Gather every line holding the string "total".

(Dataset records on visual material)
——
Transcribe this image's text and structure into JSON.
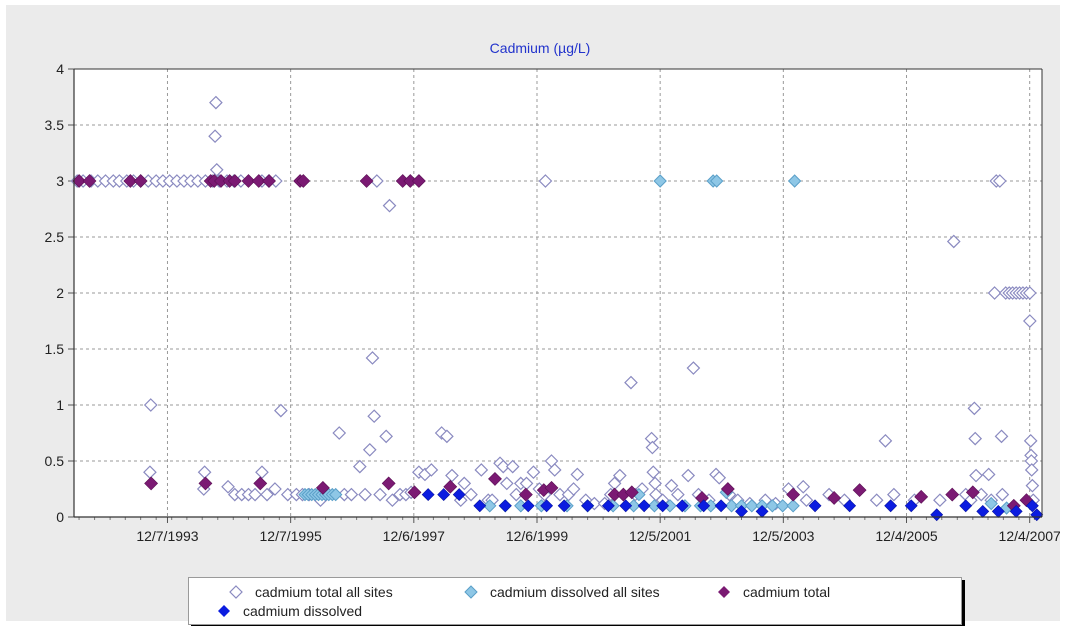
{
  "chart_data": {
    "type": "scatter",
    "title": "Cadmium (µg/L)",
    "xlabel": "",
    "ylabel": "",
    "x_is_date": true,
    "xlim": [
      "1992-06-01",
      "2008-02-15"
    ],
    "ylim": [
      0,
      4
    ],
    "y_ticks": [
      "0",
      "0.5",
      "1",
      "1.5",
      "2",
      "2.5",
      "3",
      "3.5",
      "4"
    ],
    "x_ticks": [
      {
        "date": "1993-12-07",
        "label": "12/7/1993"
      },
      {
        "date": "1995-12-07",
        "label": "12/7/1995"
      },
      {
        "date": "1997-12-06",
        "label": "12/6/1997"
      },
      {
        "date": "1999-12-06",
        "label": "12/6/1999"
      },
      {
        "date": "2001-12-05",
        "label": "12/5/2001"
      },
      {
        "date": "2003-12-05",
        "label": "12/5/2003"
      },
      {
        "date": "2005-12-04",
        "label": "12/4/2005"
      },
      {
        "date": "2007-12-04",
        "label": "12/4/2007"
      }
    ],
    "grid": true,
    "legend_position": "bottom",
    "series": [
      {
        "name": "cadmium total all sites",
        "color": "#c8c8e8",
        "points": [
          [
            "1992-06-20",
            3
          ],
          [
            "1992-07-25",
            3
          ],
          [
            "1992-09-10",
            3
          ],
          [
            "1992-10-20",
            3
          ],
          [
            "1992-12-05",
            3
          ],
          [
            "1993-01-20",
            3
          ],
          [
            "1993-02-25",
            3
          ],
          [
            "1993-04-10",
            3
          ],
          [
            "1993-05-20",
            3
          ],
          [
            "1993-07-01",
            3
          ],
          [
            "1993-08-15",
            3
          ],
          [
            "1993-10-01",
            3
          ],
          [
            "1993-11-10",
            3
          ],
          [
            "1993-12-20",
            3
          ],
          [
            "1994-02-01",
            3
          ],
          [
            "1994-03-15",
            3
          ],
          [
            "1994-04-25",
            3
          ],
          [
            "1994-06-05",
            3
          ],
          [
            "1994-07-20",
            3
          ],
          [
            "1994-09-01",
            3
          ],
          [
            "1994-10-10",
            3
          ],
          [
            "1994-11-25",
            3
          ],
          [
            "1995-01-05",
            3
          ],
          [
            "1995-02-15",
            3
          ],
          [
            "1995-06-20",
            3
          ],
          [
            "1995-07-30",
            3
          ],
          [
            "1995-09-10",
            3
          ],
          [
            "1997-05-01",
            3
          ],
          [
            "1993-08-30",
            1
          ],
          [
            "1993-08-25",
            0.4
          ],
          [
            "1994-07-15",
            0.4
          ],
          [
            "1994-07-10",
            0.25
          ],
          [
            "1994-09-20",
            3.7
          ],
          [
            "1994-09-15",
            3.4
          ],
          [
            "1994-09-25",
            3.1
          ],
          [
            "1994-12-01",
            0.27
          ],
          [
            "1995-01-10",
            0.2
          ],
          [
            "1995-02-20",
            0.2
          ],
          [
            "1995-04-01",
            0.2
          ],
          [
            "1995-05-10",
            0.2
          ],
          [
            "1995-06-20",
            0.4
          ],
          [
            "1995-07-20",
            0.2
          ],
          [
            "1995-09-05",
            0.25
          ],
          [
            "1995-10-10",
            0.95
          ],
          [
            "1995-11-20",
            0.2
          ],
          [
            "1996-01-10",
            0.2
          ],
          [
            "1996-02-15",
            0.2
          ],
          [
            "1996-03-25",
            0.2
          ],
          [
            "1996-06-01",
            0.15
          ],
          [
            "1996-07-01",
            0.2
          ],
          [
            "1996-09-20",
            0.75
          ],
          [
            "1996-10-20",
            0.2
          ],
          [
            "1996-12-01",
            0.2
          ],
          [
            "1997-01-20",
            0.45
          ],
          [
            "1997-02-20",
            0.2
          ],
          [
            "1997-03-20",
            0.6
          ],
          [
            "1997-04-05",
            1.42
          ],
          [
            "1997-04-15",
            0.9
          ],
          [
            "1997-05-20",
            0.2
          ],
          [
            "1997-06-25",
            0.72
          ],
          [
            "1997-07-15",
            2.78
          ],
          [
            "1997-08-01",
            0.15
          ],
          [
            "1997-09-15",
            0.2
          ],
          [
            "1997-10-20",
            0.2
          ],
          [
            "1997-11-20",
            0.22
          ],
          [
            "1998-01-05",
            0.4
          ],
          [
            "1998-02-10",
            0.38
          ],
          [
            "1998-03-20",
            0.42
          ],
          [
            "1998-05-20",
            0.75
          ],
          [
            "1998-06-20",
            0.72
          ],
          [
            "1998-07-20",
            0.37
          ],
          [
            "1998-09-10",
            0.15
          ],
          [
            "1998-10-01",
            0.3
          ],
          [
            "1998-11-10",
            0.2
          ],
          [
            "1999-01-10",
            0.42
          ],
          [
            "1999-02-20",
            0.15
          ],
          [
            "1999-03-15",
            0.15
          ],
          [
            "1999-05-01",
            0.48
          ],
          [
            "1999-05-20",
            0.45
          ],
          [
            "1999-06-10",
            0.3
          ],
          [
            "1999-07-15",
            0.45
          ],
          [
            "1999-08-05",
            0.2
          ],
          [
            "1999-09-01",
            0.3
          ],
          [
            "1999-10-05",
            0.3
          ],
          [
            "1999-11-15",
            0.4
          ],
          [
            "1999-12-20",
            0.25
          ],
          [
            "2000-01-20",
            0.2
          ],
          [
            "2000-03-01",
            0.5
          ],
          [
            "2000-03-20",
            0.42
          ],
          [
            "2000-04-20",
            0.2
          ],
          [
            "2000-06-10",
            0.2
          ],
          [
            "2000-07-10",
            0.25
          ],
          [
            "2000-08-01",
            0.38
          ],
          [
            "2000-01-25",
            3
          ],
          [
            "2000-09-20",
            0.15
          ],
          [
            "2000-11-10",
            0.12
          ],
          [
            "2001-01-10",
            0.12
          ],
          [
            "2001-02-15",
            0.2
          ],
          [
            "2001-03-10",
            0.3
          ],
          [
            "2001-04-10",
            0.37
          ],
          [
            "2001-06-15",
            1.2
          ],
          [
            "2001-07-10",
            0.2
          ],
          [
            "2001-08-20",
            0.25
          ],
          [
            "2001-10-15",
            0.7
          ],
          [
            "2001-10-20",
            0.62
          ],
          [
            "2001-10-25",
            0.4
          ],
          [
            "2001-11-05",
            0.3
          ],
          [
            "2001-11-10",
            0.2
          ],
          [
            "2001-12-20",
            0.15
          ],
          [
            "2002-02-10",
            0.28
          ],
          [
            "2002-03-20",
            0.2
          ],
          [
            "2002-05-20",
            0.37
          ],
          [
            "2002-06-20",
            1.33
          ],
          [
            "2002-07-20",
            0.2
          ],
          [
            "2002-09-20",
            0.15
          ],
          [
            "2002-11-01",
            0.38
          ],
          [
            "2002-11-20",
            0.35
          ],
          [
            "2003-01-20",
            0.2
          ],
          [
            "2003-03-10",
            0.15
          ],
          [
            "2003-05-20",
            0.12
          ],
          [
            "2003-08-20",
            0.15
          ],
          [
            "2003-10-20",
            0.12
          ],
          [
            "2004-01-05",
            0.25
          ],
          [
            "2004-04-01",
            0.27
          ],
          [
            "2004-04-20",
            0.15
          ],
          [
            "2004-09-01",
            0.2
          ],
          [
            "2004-12-01",
            0.15
          ],
          [
            "2005-06-10",
            0.15
          ],
          [
            "2005-08-01",
            0.68
          ],
          [
            "2005-09-20",
            0.2
          ],
          [
            "2006-01-20",
            0.15
          ],
          [
            "2006-06-20",
            0.15
          ],
          [
            "2006-09-10",
            2.46
          ],
          [
            "2006-11-20",
            0.2
          ],
          [
            "2006-12-20",
            0.15
          ],
          [
            "2007-01-10",
            0.97
          ],
          [
            "2007-01-15",
            0.7
          ],
          [
            "2007-01-20",
            0.37
          ],
          [
            "2007-02-20",
            0.2
          ],
          [
            "2007-04-05",
            0.38
          ],
          [
            "2007-04-20",
            0.15
          ],
          [
            "2007-05-10",
            2
          ],
          [
            "2007-05-20",
            3
          ],
          [
            "2007-06-10",
            3
          ],
          [
            "2007-06-20",
            0.72
          ],
          [
            "2007-06-25",
            0.2
          ],
          [
            "2007-07-15",
            2
          ],
          [
            "2007-08-05",
            2
          ],
          [
            "2007-08-25",
            2
          ],
          [
            "2007-09-15",
            2
          ],
          [
            "2007-10-05",
            2
          ],
          [
            "2007-10-25",
            2
          ],
          [
            "2007-11-15",
            2
          ],
          [
            "2007-12-05",
            2
          ],
          [
            "2007-12-05",
            1.75
          ],
          [
            "2007-12-10",
            0.68
          ],
          [
            "2007-12-12",
            0.55
          ],
          [
            "2007-12-14",
            0.5
          ],
          [
            "2007-12-16",
            0.42
          ],
          [
            "2007-12-20",
            0.28
          ],
          [
            "2007-12-25",
            0.15
          ]
        ]
      },
      {
        "name": "cadmium dissolved all sites",
        "color": "#8ec7e6",
        "points": [
          [
            "1996-03-01",
            0.2
          ],
          [
            "1996-03-20",
            0.2
          ],
          [
            "1996-04-10",
            0.2
          ],
          [
            "1996-05-01",
            0.2
          ],
          [
            "1996-05-20",
            0.2
          ],
          [
            "1996-06-10",
            0.2
          ],
          [
            "1996-07-01",
            0.2
          ],
          [
            "1996-07-20",
            0.2
          ],
          [
            "1996-08-10",
            0.2
          ],
          [
            "1996-08-30",
            0.2
          ],
          [
            "2001-12-05",
            3
          ],
          [
            "2002-10-15",
            3
          ],
          [
            "2002-11-05",
            3
          ],
          [
            "2004-02-10",
            3
          ],
          [
            "1999-03-01",
            0.1
          ],
          [
            "1999-06-01",
            0.1
          ],
          [
            "1999-09-01",
            0.1
          ],
          [
            "2000-01-01",
            0.1
          ],
          [
            "2000-06-01",
            0.1
          ],
          [
            "2000-10-01",
            0.1
          ],
          [
            "2001-03-01",
            0.1
          ],
          [
            "2001-07-01",
            0.1
          ],
          [
            "2001-11-01",
            0.1
          ],
          [
            "2002-02-01",
            0.1
          ],
          [
            "2002-05-01",
            0.1
          ],
          [
            "2002-08-01",
            0.1
          ],
          [
            "2002-10-01",
            0.1
          ],
          [
            "2003-01-01",
            0.22
          ],
          [
            "2003-02-01",
            0.1
          ],
          [
            "2003-04-01",
            0.1
          ],
          [
            "2003-06-01",
            0.1
          ],
          [
            "2003-08-01",
            0.1
          ],
          [
            "2003-10-01",
            0.1
          ],
          [
            "2003-12-01",
            0.1
          ],
          [
            "2004-02-01",
            0.1
          ],
          [
            "2001-08-01",
            0.2
          ],
          [
            "2007-04-20",
            0.12
          ],
          [
            "2007-07-20",
            0.08
          ]
        ]
      },
      {
        "name": "cadmium total",
        "color": "#7b1a73",
        "points": [
          [
            "1992-07-01",
            3
          ],
          [
            "1992-09-01",
            3
          ],
          [
            "1993-05-01",
            3
          ],
          [
            "1993-07-01",
            3
          ],
          [
            "1994-08-20",
            3
          ],
          [
            "1994-09-10",
            3
          ],
          [
            "1994-10-20",
            3
          ],
          [
            "1994-12-10",
            3
          ],
          [
            "1995-01-10",
            3
          ],
          [
            "1995-04-01",
            3
          ],
          [
            "1995-06-01",
            3
          ],
          [
            "1995-08-01",
            3
          ],
          [
            "1996-02-01",
            3
          ],
          [
            "1996-02-20",
            3
          ],
          [
            "1997-03-01",
            3
          ],
          [
            "1997-10-01",
            3
          ],
          [
            "1997-11-15",
            3
          ],
          [
            "1998-01-05",
            3
          ],
          [
            "1993-09-01",
            0.3
          ],
          [
            "1994-07-20",
            0.3
          ],
          [
            "1995-06-10",
            0.3
          ],
          [
            "1996-06-15",
            0.26
          ],
          [
            "1997-07-10",
            0.3
          ],
          [
            "1997-12-10",
            0.22
          ],
          [
            "1998-07-10",
            0.27
          ],
          [
            "1999-04-01",
            0.34
          ],
          [
            "1999-10-01",
            0.2
          ],
          [
            "2000-01-15",
            0.24
          ],
          [
            "2000-03-01",
            0.26
          ],
          [
            "2001-03-10",
            0.2
          ],
          [
            "2001-05-01",
            0.2
          ],
          [
            "2001-06-20",
            0.22
          ],
          [
            "2002-08-10",
            0.17
          ],
          [
            "2003-01-10",
            0.25
          ],
          [
            "2004-02-01",
            0.2
          ],
          [
            "2004-10-01",
            0.17
          ],
          [
            "2005-03-01",
            0.24
          ],
          [
            "2006-03-01",
            0.18
          ],
          [
            "2006-09-01",
            0.2
          ],
          [
            "2007-01-01",
            0.22
          ],
          [
            "2007-09-01",
            0.1
          ],
          [
            "2007-11-15",
            0.15
          ]
        ]
      },
      {
        "name": "cadmium dissolved",
        "color": "#0b1ce0",
        "points": [
          [
            "1998-03-01",
            0.2
          ],
          [
            "1998-06-01",
            0.2
          ],
          [
            "1998-09-01",
            0.2
          ],
          [
            "1999-01-01",
            0.1
          ],
          [
            "1999-06-01",
            0.1
          ],
          [
            "1999-10-15",
            0.1
          ],
          [
            "2000-02-01",
            0.1
          ],
          [
            "2000-05-15",
            0.1
          ],
          [
            "2000-10-01",
            0.1
          ],
          [
            "2001-02-01",
            0.1
          ],
          [
            "2001-05-15",
            0.1
          ],
          [
            "2001-09-01",
            0.1
          ],
          [
            "2001-12-20",
            0.1
          ],
          [
            "2002-04-15",
            0.1
          ],
          [
            "2002-08-20",
            0.1
          ],
          [
            "2002-12-01",
            0.1
          ],
          [
            "2003-04-01",
            0.05
          ],
          [
            "2003-08-01",
            0.05
          ],
          [
            "2004-06-10",
            0.1
          ],
          [
            "2005-01-01",
            0.1
          ],
          [
            "2005-09-01",
            0.1
          ],
          [
            "2006-01-01",
            0.1
          ],
          [
            "2006-06-01",
            0.02
          ],
          [
            "2006-11-20",
            0.1
          ],
          [
            "2007-03-01",
            0.05
          ],
          [
            "2007-06-01",
            0.05
          ],
          [
            "2007-09-15",
            0.05
          ],
          [
            "2007-12-20",
            0.1
          ],
          [
            "2008-01-15",
            0.02
          ]
        ]
      }
    ]
  }
}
——
Written solution:
        "name": "cadmium total all sites",
        "name": "cadmium total",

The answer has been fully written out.